DOCUMENT
━━━━

# First time smoking a pork shoulder



## ckelly02 (Mar 28, 2015)

I'm smoking a pork shoulder today for some tasty pulled pork. 4 pound roast, hickory chips, Memphis rub and low and slow at 225 deg. Should be a good day!! Any tips or tricks on time or anything else. Please feel free to post!!!












image.jpg



__ ckelly02
__ Mar 28, 2015


----------



## ckelly02 (Mar 28, 2015)

That's the before photo. I'll get a couple good ones when it's all said and done later tonight


----------



## griff (Mar 28, 2015)

Sounds like you've already got a good plan. Take your time and enjoy the ride. You can foil it when it hits the stall or you can just ride it out.  Take it off when it hits 205 internal temp. Have fun.


----------



## themule69 (Mar 28, 2015)

Glad you joined the group. The search bar at the top of any page is your best friend.
About anything you wanna know about smoking/grilling/curing/brining/cutting or slicing
and the list goes on has probably been posted. Remember to post a QVIEW of your smokes.
We are all smoke junkies here and we have to get our fix. If you have questions
Post it and you will probably get 10 replies with 11 different answers. That is
because their are so many different ways to make great Q...
Happy smoken.
David


----------



## falconblack1 (Mar 28, 2015)

Looks good can't wait to see finished picks


----------



## rmmurray (Mar 28, 2015)

Welcome CKellyO2! :welcome:
That's some mighty fine looking grub you got there!


----------



## gary s (Mar 28, 2015)

*Good afternoon and welcome to the forum, from a sunny and warm day here in East Texas. Lots of great people with tons of information on just about  everything.*

*Gary*


----------



## timberjet (Mar 28, 2015)

Welcome to the site from just a little bit south of you. If you have any questions fire away. Someone will be along to help shortly. You guys getting the wind like I am here in south east wa. today?


----------



## ckelly02 (Mar 28, 2015)

━━━━

DATA EXTRACT
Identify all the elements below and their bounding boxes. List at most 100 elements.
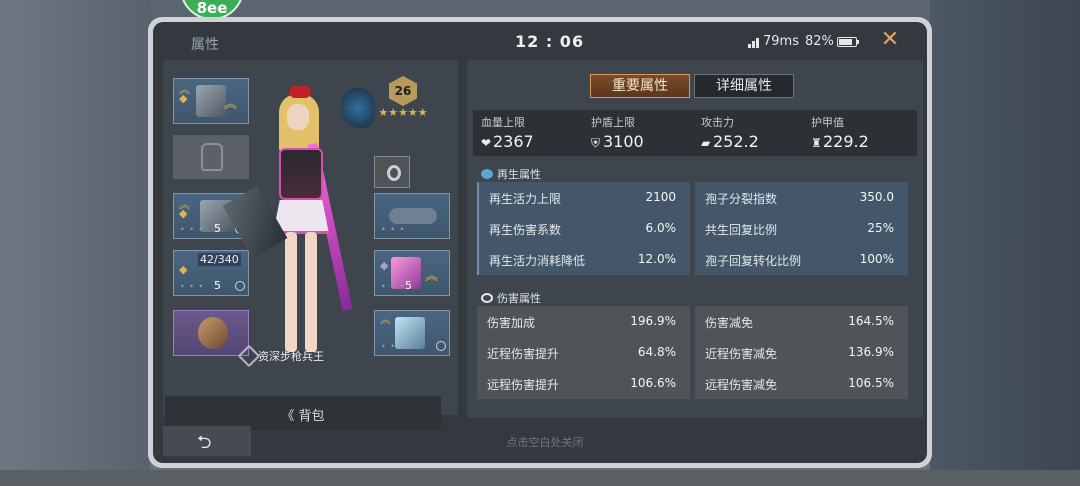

━━━━

PROBLEM TO SOLVE
Write out the part of the pork shoulder thread above from "## griff (Mar" up to and including "themule69 (Mar 28, 2015)".

OUTPUT OF THE EXERCISE
## griff (Mar 28, 2015)

Sounds like you've already got a good plan. Take your time and enjoy the ride. You can foil it when it hits the stall or you can just ride it out.  Take it off when it hits 205 internal temp. Have fun.


----------



## themule69 (Mar 28, 2015)